■ DATA SUPPLIED ■

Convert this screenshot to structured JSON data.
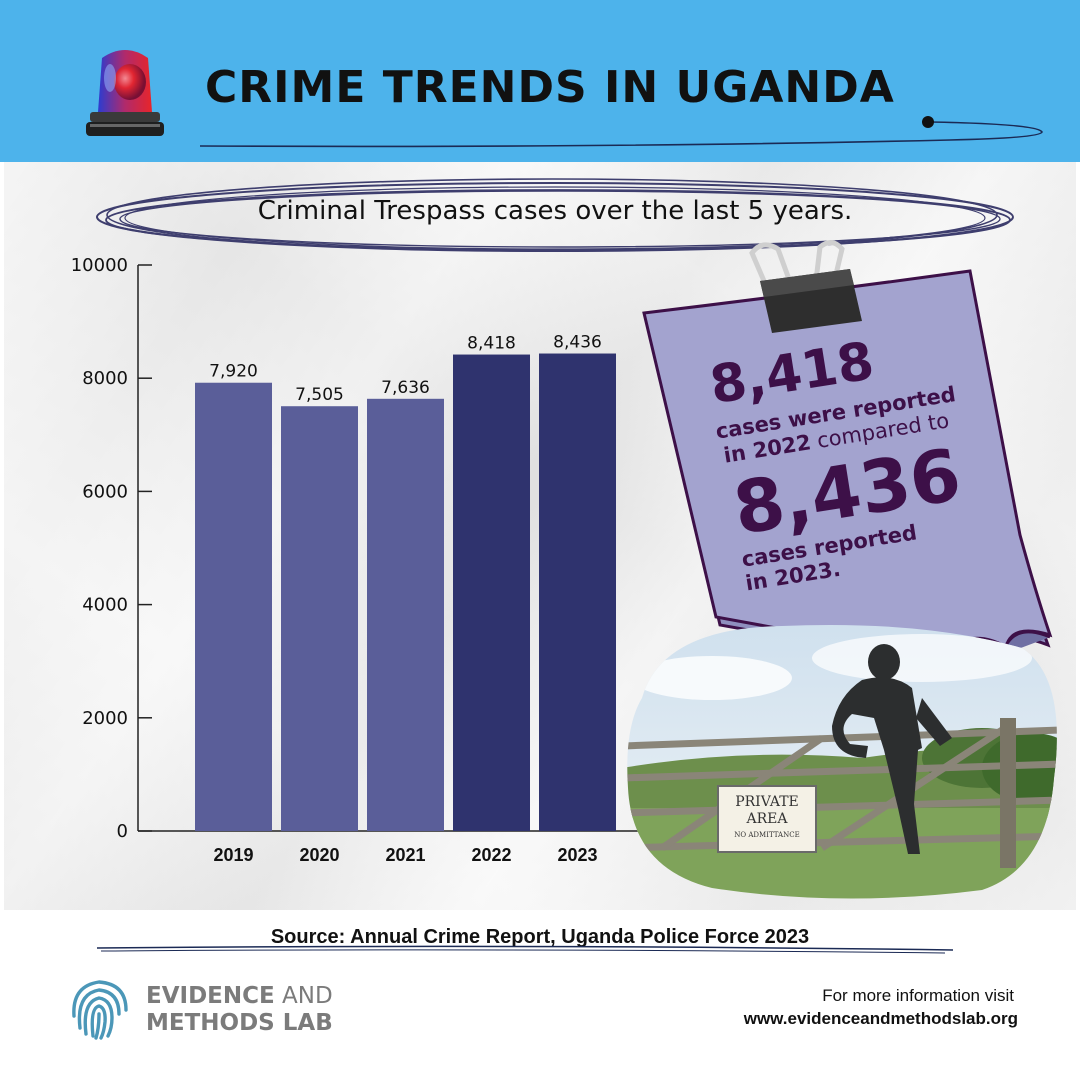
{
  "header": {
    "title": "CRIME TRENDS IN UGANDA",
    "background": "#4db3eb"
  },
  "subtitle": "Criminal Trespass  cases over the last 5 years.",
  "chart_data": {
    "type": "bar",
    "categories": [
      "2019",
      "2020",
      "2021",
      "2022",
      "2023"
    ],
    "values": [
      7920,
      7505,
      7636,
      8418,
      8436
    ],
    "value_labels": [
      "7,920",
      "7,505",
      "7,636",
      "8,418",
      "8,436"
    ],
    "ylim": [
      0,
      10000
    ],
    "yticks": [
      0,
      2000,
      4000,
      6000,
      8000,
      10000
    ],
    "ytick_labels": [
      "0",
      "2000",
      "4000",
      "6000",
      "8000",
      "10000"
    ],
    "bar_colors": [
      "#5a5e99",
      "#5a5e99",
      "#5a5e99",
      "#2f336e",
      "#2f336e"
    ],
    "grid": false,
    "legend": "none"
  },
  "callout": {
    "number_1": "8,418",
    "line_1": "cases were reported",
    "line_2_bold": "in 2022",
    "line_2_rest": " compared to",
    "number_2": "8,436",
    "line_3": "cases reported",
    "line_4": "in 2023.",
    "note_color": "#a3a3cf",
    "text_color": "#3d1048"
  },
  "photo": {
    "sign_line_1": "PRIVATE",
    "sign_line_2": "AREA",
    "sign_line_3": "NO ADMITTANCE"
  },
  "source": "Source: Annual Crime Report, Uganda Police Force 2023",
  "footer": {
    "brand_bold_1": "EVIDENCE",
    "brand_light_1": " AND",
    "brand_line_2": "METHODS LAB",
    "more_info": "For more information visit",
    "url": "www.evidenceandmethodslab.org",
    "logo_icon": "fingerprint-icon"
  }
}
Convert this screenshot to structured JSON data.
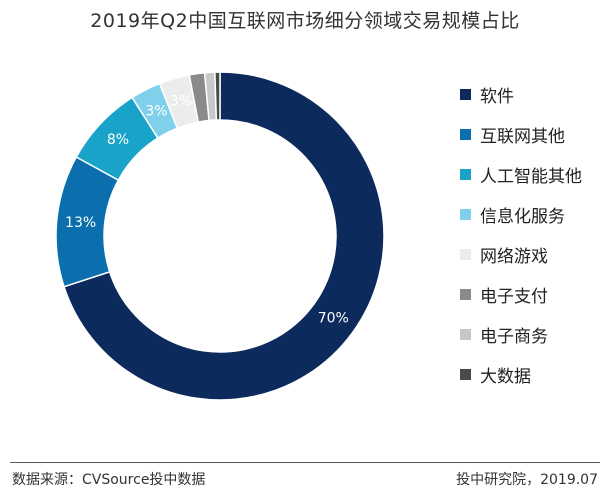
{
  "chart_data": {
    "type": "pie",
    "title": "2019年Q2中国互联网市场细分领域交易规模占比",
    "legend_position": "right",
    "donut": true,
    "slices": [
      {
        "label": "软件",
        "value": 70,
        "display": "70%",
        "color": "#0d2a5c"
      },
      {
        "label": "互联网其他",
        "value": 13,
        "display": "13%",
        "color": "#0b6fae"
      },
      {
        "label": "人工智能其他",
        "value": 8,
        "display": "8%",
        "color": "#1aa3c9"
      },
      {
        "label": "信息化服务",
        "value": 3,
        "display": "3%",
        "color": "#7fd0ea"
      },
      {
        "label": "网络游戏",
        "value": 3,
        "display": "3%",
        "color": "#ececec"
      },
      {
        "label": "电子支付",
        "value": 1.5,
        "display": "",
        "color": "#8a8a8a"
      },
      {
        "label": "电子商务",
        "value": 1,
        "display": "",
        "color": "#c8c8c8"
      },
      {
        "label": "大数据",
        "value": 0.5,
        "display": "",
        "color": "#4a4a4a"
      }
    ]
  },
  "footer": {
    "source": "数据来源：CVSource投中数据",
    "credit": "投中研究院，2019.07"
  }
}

■ WHAT YOU SHOULD DO ■
Retype each line of the listing above word for word. Exclude the pictures.

■ WRITTEN ANSWER ■
Convert this screenshot to structured JSON data.
{
  "header": {
    "title": "CRIME TRENDS IN UGANDA",
    "background": "#4db3eb"
  },
  "subtitle": "Criminal Trespass  cases over the last 5 years.",
  "chart_data": {
    "type": "bar",
    "categories": [
      "2019",
      "2020",
      "2021",
      "2022",
      "2023"
    ],
    "values": [
      7920,
      7505,
      7636,
      8418,
      8436
    ],
    "value_labels": [
      "7,920",
      "7,505",
      "7,636",
      "8,418",
      "8,436"
    ],
    "ylim": [
      0,
      10000
    ],
    "yticks": [
      0,
      2000,
      4000,
      6000,
      8000,
      10000
    ],
    "ytick_labels": [
      "0",
      "2000",
      "4000",
      "6000",
      "8000",
      "10000"
    ],
    "bar_colors": [
      "#5a5e99",
      "#5a5e99",
      "#5a5e99",
      "#2f336e",
      "#2f336e"
    ],
    "grid": false,
    "legend": "none"
  },
  "callout": {
    "number_1": "8,418",
    "line_1": "cases were reported",
    "line_2_bold": "in 2022",
    "line_2_rest": " compared to",
    "number_2": "8,436",
    "line_3": "cases reported",
    "line_4": "in 2023.",
    "note_color": "#a3a3cf",
    "text_color": "#3d1048"
  },
  "photo": {
    "sign_line_1": "PRIVATE",
    "sign_line_2": "AREA",
    "sign_line_3": "NO ADMITTANCE"
  },
  "source": "Source: Annual Crime Report, Uganda Police Force 2023",
  "footer": {
    "brand_bold_1": "EVIDENCE",
    "brand_light_1": " AND",
    "brand_line_2": "METHODS LAB",
    "more_info": "For more information visit",
    "url": "www.evidenceandmethodslab.org",
    "logo_icon": "fingerprint-icon"
  }
}
Convert this screenshot to structured JSON data.
{
  "chart_data": {
    "type": "pie",
    "title": "2019年Q2中国互联网市场细分领域交易规模占比",
    "legend_position": "right",
    "donut": true,
    "slices": [
      {
        "label": "软件",
        "value": 70,
        "display": "70%",
        "color": "#0d2a5c"
      },
      {
        "label": "互联网其他",
        "value": 13,
        "display": "13%",
        "color": "#0b6fae"
      },
      {
        "label": "人工智能其他",
        "value": 8,
        "display": "8%",
        "color": "#1aa3c9"
      },
      {
        "label": "信息化服务",
        "value": 3,
        "display": "3%",
        "color": "#7fd0ea"
      },
      {
        "label": "网络游戏",
        "value": 3,
        "display": "3%",
        "color": "#ececec"
      },
      {
        "label": "电子支付",
        "value": 1.5,
        "display": "",
        "color": "#8a8a8a"
      },
      {
        "label": "电子商务",
        "value": 1,
        "display": "",
        "color": "#c8c8c8"
      },
      {
        "label": "大数据",
        "value": 0.5,
        "display": "",
        "color": "#4a4a4a"
      }
    ]
  },
  "footer": {
    "source": "数据来源：CVSource投中数据",
    "credit": "投中研究院，2019.07"
  }
}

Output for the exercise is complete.